# SOURCE RECORDS:
◇ ◇ ◇ ◇ ◇ ◇ ◇

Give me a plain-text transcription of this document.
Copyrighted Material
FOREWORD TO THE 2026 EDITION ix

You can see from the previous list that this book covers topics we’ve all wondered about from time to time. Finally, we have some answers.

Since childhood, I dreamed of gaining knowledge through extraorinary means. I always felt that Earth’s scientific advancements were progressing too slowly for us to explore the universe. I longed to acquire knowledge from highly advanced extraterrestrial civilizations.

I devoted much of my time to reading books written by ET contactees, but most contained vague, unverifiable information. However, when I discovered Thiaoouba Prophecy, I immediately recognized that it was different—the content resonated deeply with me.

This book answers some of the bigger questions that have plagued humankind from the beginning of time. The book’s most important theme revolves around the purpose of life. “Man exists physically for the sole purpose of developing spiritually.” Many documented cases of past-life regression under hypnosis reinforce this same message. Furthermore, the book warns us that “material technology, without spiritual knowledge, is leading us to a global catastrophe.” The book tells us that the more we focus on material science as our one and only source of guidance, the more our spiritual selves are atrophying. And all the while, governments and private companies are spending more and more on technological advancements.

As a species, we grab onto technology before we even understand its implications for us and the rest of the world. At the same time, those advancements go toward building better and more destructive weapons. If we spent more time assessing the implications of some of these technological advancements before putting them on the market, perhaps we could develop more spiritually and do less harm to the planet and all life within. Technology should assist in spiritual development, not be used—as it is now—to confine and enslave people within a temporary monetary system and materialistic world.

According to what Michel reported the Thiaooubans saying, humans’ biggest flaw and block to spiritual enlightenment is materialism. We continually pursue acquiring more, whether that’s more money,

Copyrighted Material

◇ ◇ ◇ ◇ ◇ ◇ ◇

# WRITTEN REQUEST:
Identify and list each line with the word "answers".

# RESULT OF THIS TASK:
You can see from the previous list that this book covers topics we’ve all wondered about from time to time. Finally, we have some answers.
This book answers some of the bigger questions that have plagued humankind from the beginning of time. The book’s most important theme revolves around the purpose of life. “Man exists physically for the sole purpose of developing spiritually.” Many documented cases of past-life regression under hypnosis reinforce this same message. Furthermore, the book warns us that “material technology, without spiritual knowledge, is leading us to a global catastrophe.” The book tells us that the more we focus on material science as our one and only source of guidance, the more our spiritual selves are atrophying. And all the while, governments and private companies are spending more and more on technological advancements.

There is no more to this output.